[Exercise objective]: Provide an exact reproduction of every entry.

----

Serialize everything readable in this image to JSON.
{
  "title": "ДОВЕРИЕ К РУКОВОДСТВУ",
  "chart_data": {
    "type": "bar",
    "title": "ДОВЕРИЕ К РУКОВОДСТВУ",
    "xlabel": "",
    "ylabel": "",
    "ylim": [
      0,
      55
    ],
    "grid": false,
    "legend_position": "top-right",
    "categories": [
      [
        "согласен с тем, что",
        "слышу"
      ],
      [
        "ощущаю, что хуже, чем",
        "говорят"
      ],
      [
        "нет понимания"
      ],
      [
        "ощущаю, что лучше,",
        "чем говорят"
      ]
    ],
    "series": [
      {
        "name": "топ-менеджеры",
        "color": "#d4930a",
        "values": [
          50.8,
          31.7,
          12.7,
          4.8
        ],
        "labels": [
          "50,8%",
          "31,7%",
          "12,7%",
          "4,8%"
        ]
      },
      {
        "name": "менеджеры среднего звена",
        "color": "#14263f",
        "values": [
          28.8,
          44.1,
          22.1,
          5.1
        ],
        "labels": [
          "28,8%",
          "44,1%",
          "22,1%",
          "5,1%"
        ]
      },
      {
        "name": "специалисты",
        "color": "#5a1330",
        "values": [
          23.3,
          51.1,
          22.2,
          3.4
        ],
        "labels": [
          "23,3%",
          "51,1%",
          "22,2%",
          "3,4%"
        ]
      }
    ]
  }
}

----

[Finished exercise]:
Serialize everything readable in this image to JSON.
{
  "title": "ДОВЕРИЕ К РУКОВОДСТВУ",
  "chart_data": {
    "type": "bar",
    "title": "ДОВЕРИЕ К РУКОВОДСТВУ",
    "xlabel": "",
    "ylabel": "",
    "ylim": [
      0,
      55
    ],
    "grid": false,
    "legend_position": "top-right",
    "categories": [
      [
        "согласен с тем, что",
        "слышу"
      ],
      [
        "ощущаю, что хуже, чем",
        "говорят"
      ],
      [
        "нет понимания"
      ],
      [
        "ощущаю, что лучше,",
        "чем говорят"
      ]
    ],
    "series": [
      {
        "name": "топ-менеджеры",
        "color": "#d4930a",
        "values": [
          50.8,
          31.7,
          12.7,
          4.8
        ],
        "labels": [
          "50,8%",
          "31,7%",
          "12,7%",
          "4,8%"
        ]
      },
      {
        "name": "менеджеры среднего звена",
        "color": "#14263f",
        "values": [
          28.8,
          44.1,
          22.1,
          5.1
        ],
        "labels": [
          "28,8%",
          "44,1%",
          "22,1%",
          "5,1%"
        ]
      },
      {
        "name": "специалисты",
        "color": "#5a1330",
        "values": [
          23.3,
          51.1,
          22.2,
          3.4
        ],
        "labels": [
          "23,3%",
          "51,1%",
          "22,2%",
          "3,4%"
        ]
      }
    ]
  }
}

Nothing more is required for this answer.